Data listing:

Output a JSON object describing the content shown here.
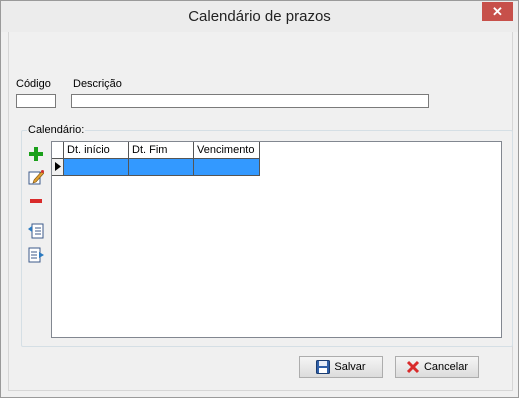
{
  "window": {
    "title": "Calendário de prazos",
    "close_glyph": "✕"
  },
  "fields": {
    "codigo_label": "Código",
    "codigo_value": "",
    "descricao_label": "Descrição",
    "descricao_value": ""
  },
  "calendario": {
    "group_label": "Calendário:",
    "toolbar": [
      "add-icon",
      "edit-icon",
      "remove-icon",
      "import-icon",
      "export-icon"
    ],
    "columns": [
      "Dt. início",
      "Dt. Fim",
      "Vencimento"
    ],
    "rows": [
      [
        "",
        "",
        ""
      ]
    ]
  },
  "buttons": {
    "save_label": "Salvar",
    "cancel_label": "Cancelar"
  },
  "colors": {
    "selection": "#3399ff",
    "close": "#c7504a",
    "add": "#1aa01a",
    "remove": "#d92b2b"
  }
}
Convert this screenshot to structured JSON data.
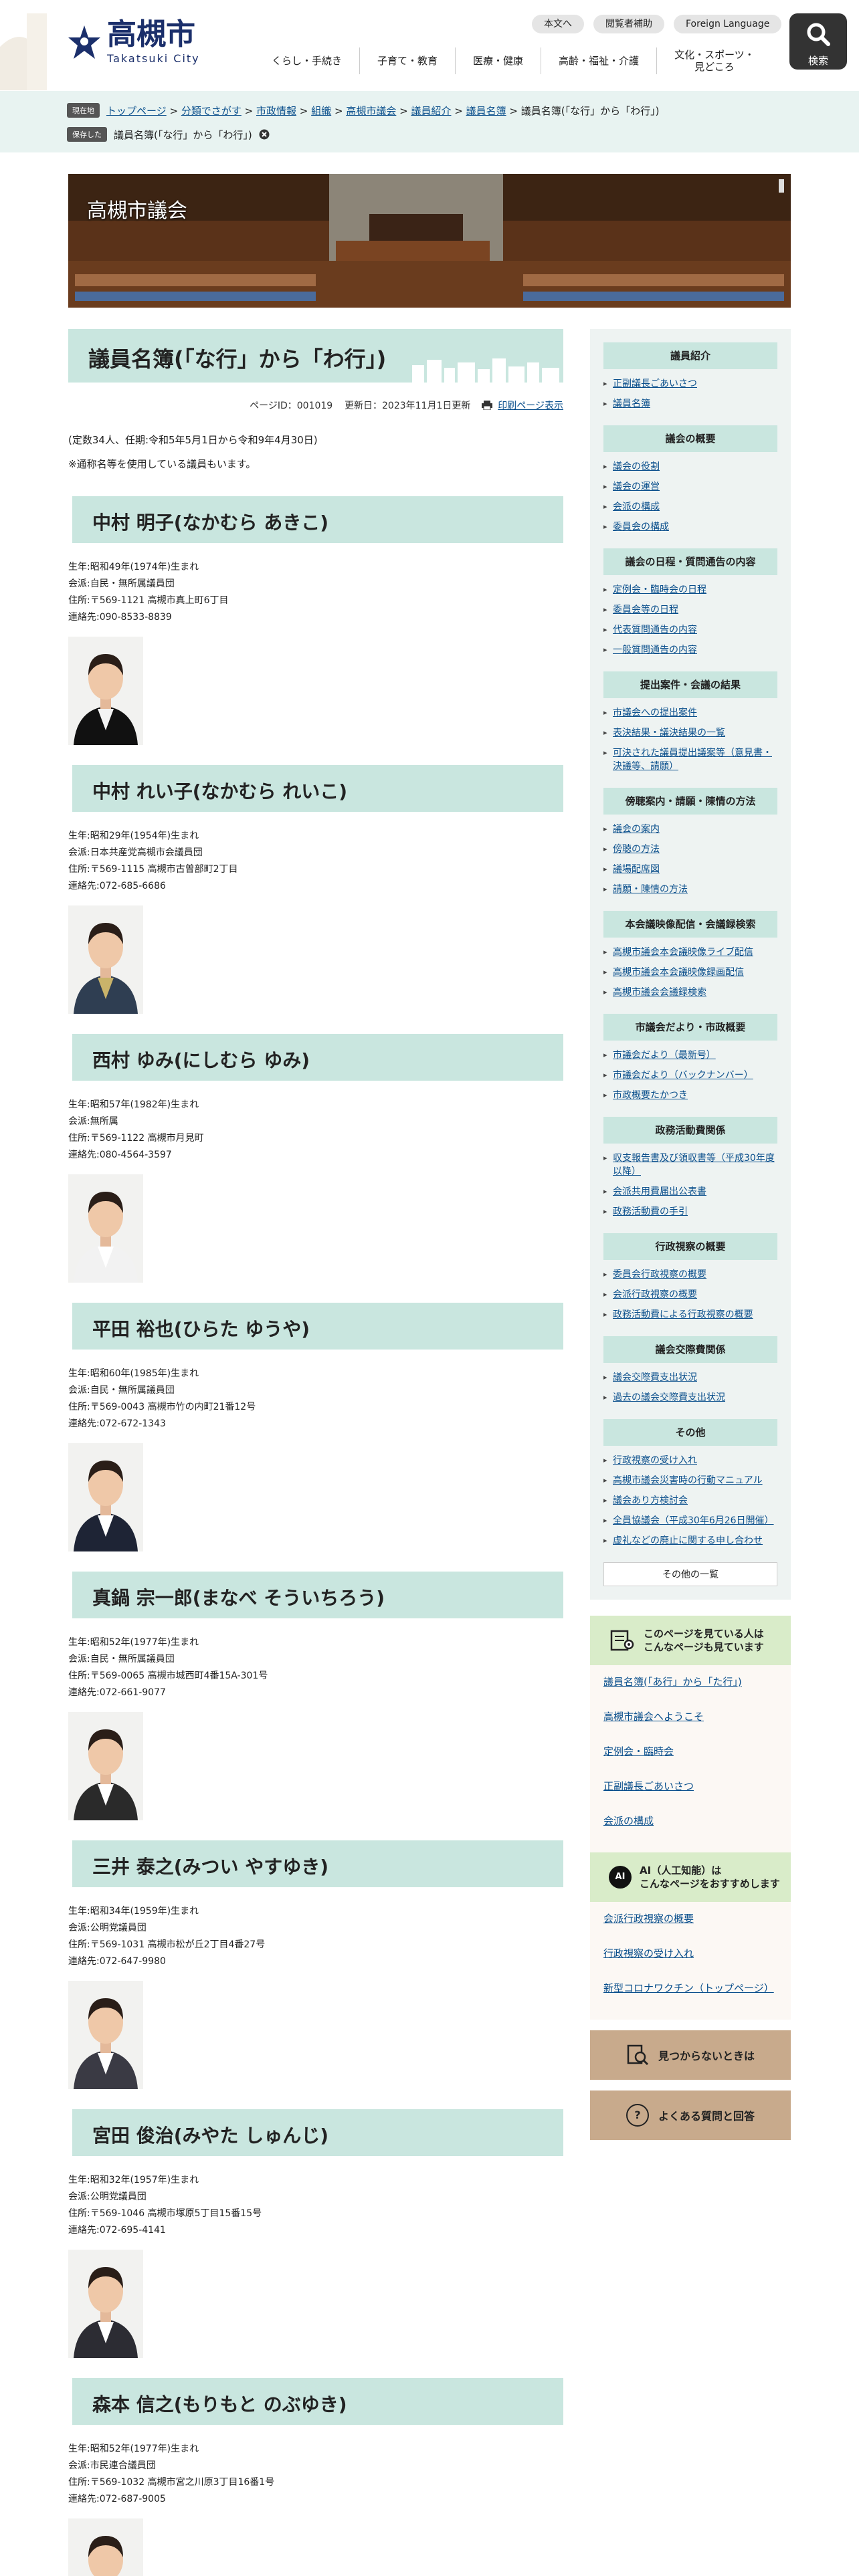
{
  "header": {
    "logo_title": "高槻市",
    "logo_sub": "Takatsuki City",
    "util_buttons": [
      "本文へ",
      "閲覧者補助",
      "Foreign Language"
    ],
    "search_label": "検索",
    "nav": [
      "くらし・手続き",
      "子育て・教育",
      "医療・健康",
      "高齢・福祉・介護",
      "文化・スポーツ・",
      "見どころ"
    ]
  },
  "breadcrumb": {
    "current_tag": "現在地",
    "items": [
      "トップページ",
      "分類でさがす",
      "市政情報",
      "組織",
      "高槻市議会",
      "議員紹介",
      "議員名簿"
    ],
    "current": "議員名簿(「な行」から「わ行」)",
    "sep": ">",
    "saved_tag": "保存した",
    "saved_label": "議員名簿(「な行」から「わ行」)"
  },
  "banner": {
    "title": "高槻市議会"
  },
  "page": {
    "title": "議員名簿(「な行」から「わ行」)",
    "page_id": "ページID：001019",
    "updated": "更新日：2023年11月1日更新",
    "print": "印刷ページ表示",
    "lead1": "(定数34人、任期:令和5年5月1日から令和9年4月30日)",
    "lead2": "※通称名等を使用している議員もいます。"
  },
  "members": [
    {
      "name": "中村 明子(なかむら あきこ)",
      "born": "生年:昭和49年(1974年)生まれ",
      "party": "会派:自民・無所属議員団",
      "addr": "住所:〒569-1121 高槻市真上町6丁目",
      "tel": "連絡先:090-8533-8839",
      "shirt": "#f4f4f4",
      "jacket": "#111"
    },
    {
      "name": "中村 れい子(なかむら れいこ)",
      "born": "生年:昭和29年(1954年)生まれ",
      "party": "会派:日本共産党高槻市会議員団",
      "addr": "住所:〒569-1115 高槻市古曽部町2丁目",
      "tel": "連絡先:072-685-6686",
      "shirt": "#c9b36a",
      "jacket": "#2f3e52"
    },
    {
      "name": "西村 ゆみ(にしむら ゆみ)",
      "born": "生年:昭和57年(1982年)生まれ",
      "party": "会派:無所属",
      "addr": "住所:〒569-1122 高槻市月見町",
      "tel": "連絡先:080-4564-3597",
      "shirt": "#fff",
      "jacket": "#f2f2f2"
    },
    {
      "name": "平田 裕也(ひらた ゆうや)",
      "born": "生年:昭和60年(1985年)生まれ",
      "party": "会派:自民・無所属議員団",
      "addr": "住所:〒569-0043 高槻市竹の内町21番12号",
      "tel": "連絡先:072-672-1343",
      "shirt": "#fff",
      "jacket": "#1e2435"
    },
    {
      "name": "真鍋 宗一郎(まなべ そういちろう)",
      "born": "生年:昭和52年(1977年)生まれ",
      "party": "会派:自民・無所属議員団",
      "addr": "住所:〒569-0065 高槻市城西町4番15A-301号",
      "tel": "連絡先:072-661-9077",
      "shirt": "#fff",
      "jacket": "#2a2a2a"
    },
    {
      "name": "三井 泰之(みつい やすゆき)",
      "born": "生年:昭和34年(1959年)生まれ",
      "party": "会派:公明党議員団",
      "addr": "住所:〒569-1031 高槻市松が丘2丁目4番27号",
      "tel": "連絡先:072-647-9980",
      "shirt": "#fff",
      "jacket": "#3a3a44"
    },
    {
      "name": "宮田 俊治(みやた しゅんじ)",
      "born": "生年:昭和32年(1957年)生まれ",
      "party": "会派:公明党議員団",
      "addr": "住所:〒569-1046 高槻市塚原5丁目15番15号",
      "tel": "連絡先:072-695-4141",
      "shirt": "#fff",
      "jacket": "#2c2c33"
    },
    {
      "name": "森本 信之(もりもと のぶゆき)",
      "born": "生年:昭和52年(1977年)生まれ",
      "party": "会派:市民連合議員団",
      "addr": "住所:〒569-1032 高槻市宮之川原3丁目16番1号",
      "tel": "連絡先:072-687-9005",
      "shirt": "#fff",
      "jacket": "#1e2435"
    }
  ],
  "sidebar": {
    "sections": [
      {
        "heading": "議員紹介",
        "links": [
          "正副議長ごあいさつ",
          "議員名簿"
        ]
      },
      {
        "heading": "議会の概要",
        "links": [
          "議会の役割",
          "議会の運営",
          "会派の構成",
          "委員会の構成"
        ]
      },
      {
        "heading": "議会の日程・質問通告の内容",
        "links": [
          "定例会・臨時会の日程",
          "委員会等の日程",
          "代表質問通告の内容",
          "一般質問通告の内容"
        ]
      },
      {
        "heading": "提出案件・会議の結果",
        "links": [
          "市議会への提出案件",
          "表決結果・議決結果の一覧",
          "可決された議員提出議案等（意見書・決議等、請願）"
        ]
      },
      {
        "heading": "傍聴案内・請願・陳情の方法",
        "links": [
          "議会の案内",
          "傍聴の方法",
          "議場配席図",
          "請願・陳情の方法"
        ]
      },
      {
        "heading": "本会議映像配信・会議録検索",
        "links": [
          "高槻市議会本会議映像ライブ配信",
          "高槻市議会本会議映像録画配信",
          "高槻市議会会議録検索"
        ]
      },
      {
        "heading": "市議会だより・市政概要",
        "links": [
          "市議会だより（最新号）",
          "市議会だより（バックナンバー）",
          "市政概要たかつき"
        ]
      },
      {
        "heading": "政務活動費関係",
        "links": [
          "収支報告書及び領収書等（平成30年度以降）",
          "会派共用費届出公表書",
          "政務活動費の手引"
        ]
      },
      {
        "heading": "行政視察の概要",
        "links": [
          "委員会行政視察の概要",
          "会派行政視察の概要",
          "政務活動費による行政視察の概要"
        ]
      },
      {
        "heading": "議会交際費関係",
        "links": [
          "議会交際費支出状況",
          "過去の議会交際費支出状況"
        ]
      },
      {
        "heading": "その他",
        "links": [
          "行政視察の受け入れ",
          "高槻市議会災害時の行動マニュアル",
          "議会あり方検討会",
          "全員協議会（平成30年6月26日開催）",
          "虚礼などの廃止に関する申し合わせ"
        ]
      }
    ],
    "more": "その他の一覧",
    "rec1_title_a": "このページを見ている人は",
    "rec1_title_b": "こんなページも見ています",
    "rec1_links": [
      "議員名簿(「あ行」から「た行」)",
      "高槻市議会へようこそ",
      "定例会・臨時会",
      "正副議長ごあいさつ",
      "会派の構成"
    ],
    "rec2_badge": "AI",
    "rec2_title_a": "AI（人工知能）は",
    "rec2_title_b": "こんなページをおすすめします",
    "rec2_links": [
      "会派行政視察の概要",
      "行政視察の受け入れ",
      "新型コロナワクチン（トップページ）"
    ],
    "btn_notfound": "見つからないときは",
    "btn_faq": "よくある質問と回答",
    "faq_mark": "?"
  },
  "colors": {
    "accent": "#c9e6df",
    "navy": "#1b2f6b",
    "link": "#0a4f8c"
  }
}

> **EXERCISE PROMPT**
Go back to the records above and write them out exactly, without the pictures.

> **ANSWER BELOW**
Output a JSON object describing the content shown here.
{
  "window": {
    "title": "Calendário de prazos",
    "close_glyph": "✕"
  },
  "fields": {
    "codigo_label": "Código",
    "codigo_value": "",
    "descricao_label": "Descrição",
    "descricao_value": ""
  },
  "calendario": {
    "group_label": "Calendário:",
    "toolbar": [
      "add-icon",
      "edit-icon",
      "remove-icon",
      "import-icon",
      "export-icon"
    ],
    "columns": [
      "Dt. início",
      "Dt. Fim",
      "Vencimento"
    ],
    "rows": [
      [
        "",
        "",
        ""
      ]
    ]
  },
  "buttons": {
    "save_label": "Salvar",
    "cancel_label": "Cancelar"
  },
  "colors": {
    "selection": "#3399ff",
    "close": "#c7504a",
    "add": "#1aa01a",
    "remove": "#d92b2b"
  }
}
Convert this screenshot to structured JSON data.
{
  "header": {
    "logo_title": "高槻市",
    "logo_sub": "Takatsuki City",
    "util_buttons": [
      "本文へ",
      "閲覧者補助",
      "Foreign Language"
    ],
    "search_label": "検索",
    "nav": [
      "くらし・手続き",
      "子育て・教育",
      "医療・健康",
      "高齢・福祉・介護",
      "文化・スポーツ・",
      "見どころ"
    ]
  },
  "breadcrumb": {
    "current_tag": "現在地",
    "items": [
      "トップページ",
      "分類でさがす",
      "市政情報",
      "組織",
      "高槻市議会",
      "議員紹介",
      "議員名簿"
    ],
    "current": "議員名簿(「な行」から「わ行」)",
    "sep": ">",
    "saved_tag": "保存した",
    "saved_label": "議員名簿(「な行」から「わ行」)"
  },
  "banner": {
    "title": "高槻市議会"
  },
  "page": {
    "title": "議員名簿(「な行」から「わ行」)",
    "page_id": "ページID：001019",
    "updated": "更新日：2023年11月1日更新",
    "print": "印刷ページ表示",
    "lead1": "(定数34人、任期:令和5年5月1日から令和9年4月30日)",
    "lead2": "※通称名等を使用している議員もいます。"
  },
  "members": [
    {
      "name": "中村 明子(なかむら あきこ)",
      "born": "生年:昭和49年(1974年)生まれ",
      "party": "会派:自民・無所属議員団",
      "addr": "住所:〒569-1121 高槻市真上町6丁目",
      "tel": "連絡先:090-8533-8839",
      "shirt": "#f4f4f4",
      "jacket": "#111"
    },
    {
      "name": "中村 れい子(なかむら れいこ)",
      "born": "生年:昭和29年(1954年)生まれ",
      "party": "会派:日本共産党高槻市会議員団",
      "addr": "住所:〒569-1115 高槻市古曽部町2丁目",
      "tel": "連絡先:072-685-6686",
      "shirt": "#c9b36a",
      "jacket": "#2f3e52"
    },
    {
      "name": "西村 ゆみ(にしむら ゆみ)",
      "born": "生年:昭和57年(1982年)生まれ",
      "party": "会派:無所属",
      "addr": "住所:〒569-1122 高槻市月見町",
      "tel": "連絡先:080-4564-3597",
      "shirt": "#fff",
      "jacket": "#f2f2f2"
    },
    {
      "name": "平田 裕也(ひらた ゆうや)",
      "born": "生年:昭和60年(1985年)生まれ",
      "party": "会派:自民・無所属議員団",
      "addr": "住所:〒569-0043 高槻市竹の内町21番12号",
      "tel": "連絡先:072-672-1343",
      "shirt": "#fff",
      "jacket": "#1e2435"
    },
    {
      "name": "真鍋 宗一郎(まなべ そういちろう)",
      "born": "生年:昭和52年(1977年)生まれ",
      "party": "会派:自民・無所属議員団",
      "addr": "住所:〒569-0065 高槻市城西町4番15A-301号",
      "tel": "連絡先:072-661-9077",
      "shirt": "#fff",
      "jacket": "#2a2a2a"
    },
    {
      "name": "三井 泰之(みつい やすゆき)",
      "born": "生年:昭和34年(1959年)生まれ",
      "party": "会派:公明党議員団",
      "addr": "住所:〒569-1031 高槻市松が丘2丁目4番27号",
      "tel": "連絡先:072-647-9980",
      "shirt": "#fff",
      "jacket": "#3a3a44"
    },
    {
      "name": "宮田 俊治(みやた しゅんじ)",
      "born": "生年:昭和32年(1957年)生まれ",
      "party": "会派:公明党議員団",
      "addr": "住所:〒569-1046 高槻市塚原5丁目15番15号",
      "tel": "連絡先:072-695-4141",
      "shirt": "#fff",
      "jacket": "#2c2c33"
    },
    {
      "name": "森本 信之(もりもと のぶゆき)",
      "born": "生年:昭和52年(1977年)生まれ",
      "party": "会派:市民連合議員団",
      "addr": "住所:〒569-1032 高槻市宮之川原3丁目16番1号",
      "tel": "連絡先:072-687-9005",
      "shirt": "#fff",
      "jacket": "#1e2435"
    }
  ],
  "sidebar": {
    "sections": [
      {
        "heading": "議員紹介",
        "links": [
          "正副議長ごあいさつ",
          "議員名簿"
        ]
      },
      {
        "heading": "議会の概要",
        "links": [
          "議会の役割",
          "議会の運営",
          "会派の構成",
          "委員会の構成"
        ]
      },
      {
        "heading": "議会の日程・質問通告の内容",
        "links": [
          "定例会・臨時会の日程",
          "委員会等の日程",
          "代表質問通告の内容",
          "一般質問通告の内容"
        ]
      },
      {
        "heading": "提出案件・会議の結果",
        "links": [
          "市議会への提出案件",
          "表決結果・議決結果の一覧",
          "可決された議員提出議案等（意見書・決議等、請願）"
        ]
      },
      {
        "heading": "傍聴案内・請願・陳情の方法",
        "links": [
          "議会の案内",
          "傍聴の方法",
          "議場配席図",
          "請願・陳情の方法"
        ]
      },
      {
        "heading": "本会議映像配信・会議録検索",
        "links": [
          "高槻市議会本会議映像ライブ配信",
          "高槻市議会本会議映像録画配信",
          "高槻市議会会議録検索"
        ]
      },
      {
        "heading": "市議会だより・市政概要",
        "links": [
          "市議会だより（最新号）",
          "市議会だより（バックナンバー）",
          "市政概要たかつき"
        ]
      },
      {
        "heading": "政務活動費関係",
        "links": [
          "収支報告書及び領収書等（平成30年度以降）",
          "会派共用費届出公表書",
          "政務活動費の手引"
        ]
      },
      {
        "heading": "行政視察の概要",
        "links": [
          "委員会行政視察の概要",
          "会派行政視察の概要",
          "政務活動費による行政視察の概要"
        ]
      },
      {
        "heading": "議会交際費関係",
        "links": [
          "議会交際費支出状況",
          "過去の議会交際費支出状況"
        ]
      },
      {
        "heading": "その他",
        "links": [
          "行政視察の受け入れ",
          "高槻市議会災害時の行動マニュアル",
          "議会あり方検討会",
          "全員協議会（平成30年6月26日開催）",
          "虚礼などの廃止に関する申し合わせ"
        ]
      }
    ],
    "more": "その他の一覧",
    "rec1_title_a": "このページを見ている人は",
    "rec1_title_b": "こんなページも見ています",
    "rec1_links": [
      "議員名簿(「あ行」から「た行」)",
      "高槻市議会へようこそ",
      "定例会・臨時会",
      "正副議長ごあいさつ",
      "会派の構成"
    ],
    "rec2_badge": "AI",
    "rec2_title_a": "AI（人工知能）は",
    "rec2_title_b": "こんなページをおすすめします",
    "rec2_links": [
      "会派行政視察の概要",
      "行政視察の受け入れ",
      "新型コロナワクチン（トップページ）"
    ],
    "btn_notfound": "見つからないときは",
    "btn_faq": "よくある質問と回答",
    "faq_mark": "?"
  },
  "colors": {
    "accent": "#c9e6df",
    "navy": "#1b2f6b",
    "link": "#0a4f8c"
  }
}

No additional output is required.